▶ Given instruction: Spot every line with the word "text" and return it.

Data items

***

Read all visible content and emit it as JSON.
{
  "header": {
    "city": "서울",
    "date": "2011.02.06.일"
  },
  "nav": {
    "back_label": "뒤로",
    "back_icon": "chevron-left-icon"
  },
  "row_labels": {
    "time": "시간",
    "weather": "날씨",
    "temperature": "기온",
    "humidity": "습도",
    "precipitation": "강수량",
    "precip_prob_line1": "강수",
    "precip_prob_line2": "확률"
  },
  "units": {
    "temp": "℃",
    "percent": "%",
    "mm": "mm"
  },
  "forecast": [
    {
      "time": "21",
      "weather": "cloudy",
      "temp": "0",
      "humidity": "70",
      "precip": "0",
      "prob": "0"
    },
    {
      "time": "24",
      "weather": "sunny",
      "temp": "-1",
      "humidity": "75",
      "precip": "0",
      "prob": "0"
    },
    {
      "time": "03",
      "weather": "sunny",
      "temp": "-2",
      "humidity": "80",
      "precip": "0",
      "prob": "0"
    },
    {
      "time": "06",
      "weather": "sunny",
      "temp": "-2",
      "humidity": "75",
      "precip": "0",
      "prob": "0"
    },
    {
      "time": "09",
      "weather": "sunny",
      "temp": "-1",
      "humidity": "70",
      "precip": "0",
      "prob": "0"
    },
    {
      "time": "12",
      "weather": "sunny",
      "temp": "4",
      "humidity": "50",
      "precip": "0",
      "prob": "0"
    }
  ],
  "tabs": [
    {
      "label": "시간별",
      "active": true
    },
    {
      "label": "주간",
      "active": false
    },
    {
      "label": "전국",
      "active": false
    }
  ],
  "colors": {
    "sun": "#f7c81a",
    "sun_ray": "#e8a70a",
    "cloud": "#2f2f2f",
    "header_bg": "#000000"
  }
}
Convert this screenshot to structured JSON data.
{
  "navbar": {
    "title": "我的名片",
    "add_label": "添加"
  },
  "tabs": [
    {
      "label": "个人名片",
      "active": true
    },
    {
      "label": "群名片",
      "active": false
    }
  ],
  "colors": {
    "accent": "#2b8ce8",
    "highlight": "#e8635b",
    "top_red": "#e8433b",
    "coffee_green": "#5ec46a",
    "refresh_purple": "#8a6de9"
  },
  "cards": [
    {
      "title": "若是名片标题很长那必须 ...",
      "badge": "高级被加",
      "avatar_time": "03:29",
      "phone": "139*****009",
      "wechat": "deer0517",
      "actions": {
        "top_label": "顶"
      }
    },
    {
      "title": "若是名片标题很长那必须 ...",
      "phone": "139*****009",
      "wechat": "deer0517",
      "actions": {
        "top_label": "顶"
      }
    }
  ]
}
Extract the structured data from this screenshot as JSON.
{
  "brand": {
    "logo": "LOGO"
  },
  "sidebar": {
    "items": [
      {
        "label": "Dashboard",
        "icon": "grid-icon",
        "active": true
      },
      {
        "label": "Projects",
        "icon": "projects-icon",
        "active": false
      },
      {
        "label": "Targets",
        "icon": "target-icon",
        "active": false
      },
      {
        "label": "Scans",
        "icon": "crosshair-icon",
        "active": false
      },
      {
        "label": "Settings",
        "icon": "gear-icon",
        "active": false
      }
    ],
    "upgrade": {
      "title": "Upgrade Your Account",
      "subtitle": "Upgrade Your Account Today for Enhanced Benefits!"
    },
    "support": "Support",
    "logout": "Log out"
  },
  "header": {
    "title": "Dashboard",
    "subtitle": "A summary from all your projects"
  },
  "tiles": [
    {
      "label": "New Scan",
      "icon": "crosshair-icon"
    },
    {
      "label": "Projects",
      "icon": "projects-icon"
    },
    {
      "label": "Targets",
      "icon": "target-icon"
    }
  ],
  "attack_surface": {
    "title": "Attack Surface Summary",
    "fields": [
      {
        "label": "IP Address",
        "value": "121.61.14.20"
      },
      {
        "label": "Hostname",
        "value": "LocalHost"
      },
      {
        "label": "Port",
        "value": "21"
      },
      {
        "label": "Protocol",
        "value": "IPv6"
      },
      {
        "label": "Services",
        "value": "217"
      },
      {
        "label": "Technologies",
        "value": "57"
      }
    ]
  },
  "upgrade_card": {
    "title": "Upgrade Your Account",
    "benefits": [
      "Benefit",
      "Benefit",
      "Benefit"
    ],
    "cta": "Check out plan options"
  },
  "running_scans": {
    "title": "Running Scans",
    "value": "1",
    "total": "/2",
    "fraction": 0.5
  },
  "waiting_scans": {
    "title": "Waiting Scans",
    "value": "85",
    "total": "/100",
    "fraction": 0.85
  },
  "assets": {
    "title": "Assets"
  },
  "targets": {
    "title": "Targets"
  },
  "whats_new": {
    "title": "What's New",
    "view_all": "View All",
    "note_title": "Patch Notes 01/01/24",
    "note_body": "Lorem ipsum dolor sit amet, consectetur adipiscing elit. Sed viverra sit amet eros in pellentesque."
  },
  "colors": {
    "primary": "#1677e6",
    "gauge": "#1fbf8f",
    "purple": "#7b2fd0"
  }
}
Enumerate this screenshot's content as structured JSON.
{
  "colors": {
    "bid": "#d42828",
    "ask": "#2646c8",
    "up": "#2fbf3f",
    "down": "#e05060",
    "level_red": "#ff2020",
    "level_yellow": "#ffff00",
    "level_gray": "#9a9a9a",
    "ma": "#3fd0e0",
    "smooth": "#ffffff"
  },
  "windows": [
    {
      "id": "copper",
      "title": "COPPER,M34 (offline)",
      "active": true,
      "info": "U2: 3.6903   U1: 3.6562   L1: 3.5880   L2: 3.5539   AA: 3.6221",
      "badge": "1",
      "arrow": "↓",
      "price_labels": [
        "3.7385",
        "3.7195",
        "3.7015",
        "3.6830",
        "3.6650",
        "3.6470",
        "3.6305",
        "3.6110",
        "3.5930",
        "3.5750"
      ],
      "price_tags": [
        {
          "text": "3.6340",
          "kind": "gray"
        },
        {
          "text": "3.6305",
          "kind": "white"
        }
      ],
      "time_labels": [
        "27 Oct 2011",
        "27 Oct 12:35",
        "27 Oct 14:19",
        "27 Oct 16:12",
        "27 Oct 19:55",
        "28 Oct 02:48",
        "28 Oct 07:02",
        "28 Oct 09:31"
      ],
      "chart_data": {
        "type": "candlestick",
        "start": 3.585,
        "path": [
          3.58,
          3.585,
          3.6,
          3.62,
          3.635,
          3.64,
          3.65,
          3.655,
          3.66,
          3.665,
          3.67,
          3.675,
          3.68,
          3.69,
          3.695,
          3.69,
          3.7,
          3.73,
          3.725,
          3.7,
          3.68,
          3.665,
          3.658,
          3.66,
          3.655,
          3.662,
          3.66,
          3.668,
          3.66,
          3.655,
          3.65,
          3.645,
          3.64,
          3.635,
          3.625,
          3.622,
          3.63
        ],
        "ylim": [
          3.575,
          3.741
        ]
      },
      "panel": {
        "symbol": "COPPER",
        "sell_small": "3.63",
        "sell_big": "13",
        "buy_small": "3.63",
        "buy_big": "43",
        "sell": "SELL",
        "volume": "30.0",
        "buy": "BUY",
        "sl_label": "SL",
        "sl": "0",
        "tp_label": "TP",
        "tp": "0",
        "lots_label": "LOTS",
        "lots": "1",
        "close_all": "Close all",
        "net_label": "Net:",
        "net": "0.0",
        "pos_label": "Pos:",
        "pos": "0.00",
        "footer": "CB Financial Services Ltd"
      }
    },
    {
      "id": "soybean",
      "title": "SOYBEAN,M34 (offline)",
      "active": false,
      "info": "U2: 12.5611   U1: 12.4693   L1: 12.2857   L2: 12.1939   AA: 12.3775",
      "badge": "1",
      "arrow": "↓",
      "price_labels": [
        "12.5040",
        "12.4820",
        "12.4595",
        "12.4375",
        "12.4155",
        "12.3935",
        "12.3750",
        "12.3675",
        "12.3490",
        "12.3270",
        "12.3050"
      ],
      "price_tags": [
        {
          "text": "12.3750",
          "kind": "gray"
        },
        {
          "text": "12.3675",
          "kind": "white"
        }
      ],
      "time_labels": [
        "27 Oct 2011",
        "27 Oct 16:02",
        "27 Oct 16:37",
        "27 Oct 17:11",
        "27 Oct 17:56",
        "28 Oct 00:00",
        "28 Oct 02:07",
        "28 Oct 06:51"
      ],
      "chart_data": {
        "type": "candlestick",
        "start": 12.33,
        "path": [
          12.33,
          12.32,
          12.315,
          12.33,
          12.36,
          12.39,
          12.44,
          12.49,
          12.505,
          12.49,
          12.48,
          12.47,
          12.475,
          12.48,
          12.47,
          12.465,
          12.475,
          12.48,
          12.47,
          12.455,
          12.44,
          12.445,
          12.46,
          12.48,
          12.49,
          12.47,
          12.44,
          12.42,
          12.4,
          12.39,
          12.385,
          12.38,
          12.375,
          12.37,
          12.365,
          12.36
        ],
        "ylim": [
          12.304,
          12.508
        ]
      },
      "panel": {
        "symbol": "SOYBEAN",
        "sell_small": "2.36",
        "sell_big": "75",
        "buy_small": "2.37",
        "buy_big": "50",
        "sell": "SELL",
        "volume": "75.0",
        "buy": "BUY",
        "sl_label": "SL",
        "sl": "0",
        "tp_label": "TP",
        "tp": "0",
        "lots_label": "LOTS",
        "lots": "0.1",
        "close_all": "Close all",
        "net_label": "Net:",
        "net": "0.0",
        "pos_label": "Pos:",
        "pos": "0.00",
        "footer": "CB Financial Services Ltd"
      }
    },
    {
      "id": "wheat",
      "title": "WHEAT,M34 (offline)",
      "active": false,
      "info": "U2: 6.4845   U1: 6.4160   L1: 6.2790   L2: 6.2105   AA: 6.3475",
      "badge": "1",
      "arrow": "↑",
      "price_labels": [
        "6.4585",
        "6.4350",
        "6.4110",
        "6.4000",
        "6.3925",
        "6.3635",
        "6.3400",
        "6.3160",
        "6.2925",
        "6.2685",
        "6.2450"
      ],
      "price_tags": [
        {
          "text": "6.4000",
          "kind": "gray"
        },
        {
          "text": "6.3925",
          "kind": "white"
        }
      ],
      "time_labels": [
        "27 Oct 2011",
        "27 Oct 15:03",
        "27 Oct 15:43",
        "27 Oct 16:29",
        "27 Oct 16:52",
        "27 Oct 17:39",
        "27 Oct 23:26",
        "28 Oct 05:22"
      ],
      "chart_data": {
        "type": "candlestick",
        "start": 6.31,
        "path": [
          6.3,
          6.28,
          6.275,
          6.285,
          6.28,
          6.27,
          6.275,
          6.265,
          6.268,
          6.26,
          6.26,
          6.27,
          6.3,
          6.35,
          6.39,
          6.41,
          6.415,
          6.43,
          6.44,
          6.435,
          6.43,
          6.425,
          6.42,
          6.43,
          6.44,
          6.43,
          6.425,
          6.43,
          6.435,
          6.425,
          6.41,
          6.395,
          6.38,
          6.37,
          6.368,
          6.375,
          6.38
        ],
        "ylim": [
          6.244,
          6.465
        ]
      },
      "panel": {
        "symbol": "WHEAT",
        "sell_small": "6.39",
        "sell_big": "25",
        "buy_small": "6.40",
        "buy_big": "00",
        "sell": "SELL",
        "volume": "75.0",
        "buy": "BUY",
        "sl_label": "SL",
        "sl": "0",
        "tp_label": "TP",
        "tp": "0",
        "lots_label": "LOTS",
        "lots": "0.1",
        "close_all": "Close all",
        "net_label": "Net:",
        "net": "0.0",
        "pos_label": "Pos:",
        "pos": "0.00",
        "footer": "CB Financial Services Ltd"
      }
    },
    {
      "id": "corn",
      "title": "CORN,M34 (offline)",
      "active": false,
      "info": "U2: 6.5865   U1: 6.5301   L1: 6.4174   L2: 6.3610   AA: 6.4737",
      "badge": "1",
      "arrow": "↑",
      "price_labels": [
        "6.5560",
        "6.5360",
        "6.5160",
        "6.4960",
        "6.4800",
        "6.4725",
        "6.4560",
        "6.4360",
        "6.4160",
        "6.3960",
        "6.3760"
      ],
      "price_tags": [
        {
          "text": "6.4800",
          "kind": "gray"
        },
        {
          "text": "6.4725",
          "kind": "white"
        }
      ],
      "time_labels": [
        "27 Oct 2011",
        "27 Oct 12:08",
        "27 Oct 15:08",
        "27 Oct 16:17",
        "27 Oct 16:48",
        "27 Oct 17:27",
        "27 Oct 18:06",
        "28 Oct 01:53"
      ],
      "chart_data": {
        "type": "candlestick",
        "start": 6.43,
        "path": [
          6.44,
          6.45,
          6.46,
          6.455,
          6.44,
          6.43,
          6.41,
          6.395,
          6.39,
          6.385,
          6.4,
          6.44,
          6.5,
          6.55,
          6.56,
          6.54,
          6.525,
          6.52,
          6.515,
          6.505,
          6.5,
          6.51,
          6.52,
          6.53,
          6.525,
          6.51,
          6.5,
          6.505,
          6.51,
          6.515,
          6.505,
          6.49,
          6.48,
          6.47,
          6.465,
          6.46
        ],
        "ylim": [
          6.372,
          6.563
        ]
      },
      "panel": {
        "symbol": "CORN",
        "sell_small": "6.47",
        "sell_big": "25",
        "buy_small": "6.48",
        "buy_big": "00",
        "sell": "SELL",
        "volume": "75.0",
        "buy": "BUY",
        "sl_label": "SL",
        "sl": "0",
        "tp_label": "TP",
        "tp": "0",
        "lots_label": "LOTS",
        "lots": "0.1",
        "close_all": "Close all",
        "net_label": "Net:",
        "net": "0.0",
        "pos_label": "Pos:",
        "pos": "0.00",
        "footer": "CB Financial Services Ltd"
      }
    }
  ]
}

***

▶ Solution:
          "text": "3.6340",
          "text": "3.6305",
          "text": "12.3750",
          "text": "12.3675",
          "text": "6.4000",
          "text": "6.3925",
          "text": "6.4800",
          "text": "6.4725",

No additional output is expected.